◆ **WHAT THE TASK REQUIRES**
Output the line containing "Decode this image" and all subsequent lines of the listing below, copied exactly, with no other lines.

[Records that describe figures]
▼

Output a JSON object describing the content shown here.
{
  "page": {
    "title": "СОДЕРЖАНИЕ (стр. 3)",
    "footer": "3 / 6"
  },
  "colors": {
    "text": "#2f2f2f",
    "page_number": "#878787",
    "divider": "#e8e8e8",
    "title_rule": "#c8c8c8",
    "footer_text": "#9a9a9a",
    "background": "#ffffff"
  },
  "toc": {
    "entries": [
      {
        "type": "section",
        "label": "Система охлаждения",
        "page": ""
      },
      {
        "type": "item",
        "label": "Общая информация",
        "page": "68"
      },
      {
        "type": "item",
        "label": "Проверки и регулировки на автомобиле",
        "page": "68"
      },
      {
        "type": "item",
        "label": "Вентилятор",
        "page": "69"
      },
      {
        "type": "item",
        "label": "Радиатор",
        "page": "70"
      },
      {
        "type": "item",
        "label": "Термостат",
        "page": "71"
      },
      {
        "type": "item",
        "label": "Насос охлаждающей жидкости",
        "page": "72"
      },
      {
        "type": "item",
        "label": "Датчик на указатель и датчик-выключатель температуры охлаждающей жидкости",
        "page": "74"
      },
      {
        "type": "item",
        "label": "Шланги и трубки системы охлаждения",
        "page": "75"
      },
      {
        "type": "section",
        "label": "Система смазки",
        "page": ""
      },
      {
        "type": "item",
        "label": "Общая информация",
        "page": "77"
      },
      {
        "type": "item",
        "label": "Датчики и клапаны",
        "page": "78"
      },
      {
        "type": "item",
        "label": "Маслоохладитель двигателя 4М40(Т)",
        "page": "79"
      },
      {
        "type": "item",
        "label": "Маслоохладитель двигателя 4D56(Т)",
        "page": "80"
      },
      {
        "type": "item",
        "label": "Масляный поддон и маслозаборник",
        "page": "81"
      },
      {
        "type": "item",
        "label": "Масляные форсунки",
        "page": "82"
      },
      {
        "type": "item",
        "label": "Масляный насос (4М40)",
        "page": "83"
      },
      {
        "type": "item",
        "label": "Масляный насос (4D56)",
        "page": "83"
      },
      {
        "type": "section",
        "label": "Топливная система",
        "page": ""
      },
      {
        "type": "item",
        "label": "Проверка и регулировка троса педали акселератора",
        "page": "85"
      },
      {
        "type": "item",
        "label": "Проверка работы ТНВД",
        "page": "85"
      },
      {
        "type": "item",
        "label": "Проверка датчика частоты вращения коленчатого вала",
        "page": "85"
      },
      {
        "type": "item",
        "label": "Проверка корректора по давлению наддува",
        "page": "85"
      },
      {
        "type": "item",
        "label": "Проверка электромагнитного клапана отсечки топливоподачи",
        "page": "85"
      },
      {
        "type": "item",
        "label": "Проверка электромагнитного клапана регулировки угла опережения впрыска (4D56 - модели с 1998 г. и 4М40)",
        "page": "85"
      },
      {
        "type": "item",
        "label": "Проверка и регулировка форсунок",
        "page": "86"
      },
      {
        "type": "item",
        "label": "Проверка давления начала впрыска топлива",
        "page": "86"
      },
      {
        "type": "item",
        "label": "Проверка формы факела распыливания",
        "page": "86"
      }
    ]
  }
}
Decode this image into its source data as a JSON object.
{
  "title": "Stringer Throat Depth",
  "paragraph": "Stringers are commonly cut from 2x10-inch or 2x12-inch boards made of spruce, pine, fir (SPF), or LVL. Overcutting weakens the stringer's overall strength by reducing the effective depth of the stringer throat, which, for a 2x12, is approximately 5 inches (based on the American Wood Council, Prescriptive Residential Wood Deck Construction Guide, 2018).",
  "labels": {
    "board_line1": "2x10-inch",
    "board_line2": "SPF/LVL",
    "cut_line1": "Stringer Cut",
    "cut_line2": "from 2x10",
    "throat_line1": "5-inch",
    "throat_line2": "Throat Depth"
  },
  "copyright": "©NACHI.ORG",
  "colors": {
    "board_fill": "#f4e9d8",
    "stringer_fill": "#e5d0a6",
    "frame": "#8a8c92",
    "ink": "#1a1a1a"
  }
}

▲

◆ **RESPONSE TO THIS EXERCISE**
Decode this image into its source data as a JSON object.
{
  "title": "Stringer Throat Depth",
  "paragraph": "Stringers are commonly cut from 2x10-inch or 2x12-inch boards made of spruce, pine, fir (SPF), or LVL. Overcutting weakens the stringer's overall strength by reducing the effective depth of the stringer throat, which, for a 2x12, is approximately 5 inches (based on the American Wood Council, Prescriptive Residential Wood Deck Construction Guide, 2018).",
  "labels": {
    "board_line1": "2x10-inch",
    "board_line2": "SPF/LVL",
    "cut_line1": "Stringer Cut",
    "cut_line2": "from 2x10",
    "throat_line1": "5-inch",
    "throat_line2": "Throat Depth"
  },
  "copyright": "©NACHI.ORG",
  "colors": {
    "board_fill": "#f4e9d8",
    "stringer_fill": "#e5d0a6",
    "frame": "#8a8c92",
    "ink": "#1a1a1a"
  }
}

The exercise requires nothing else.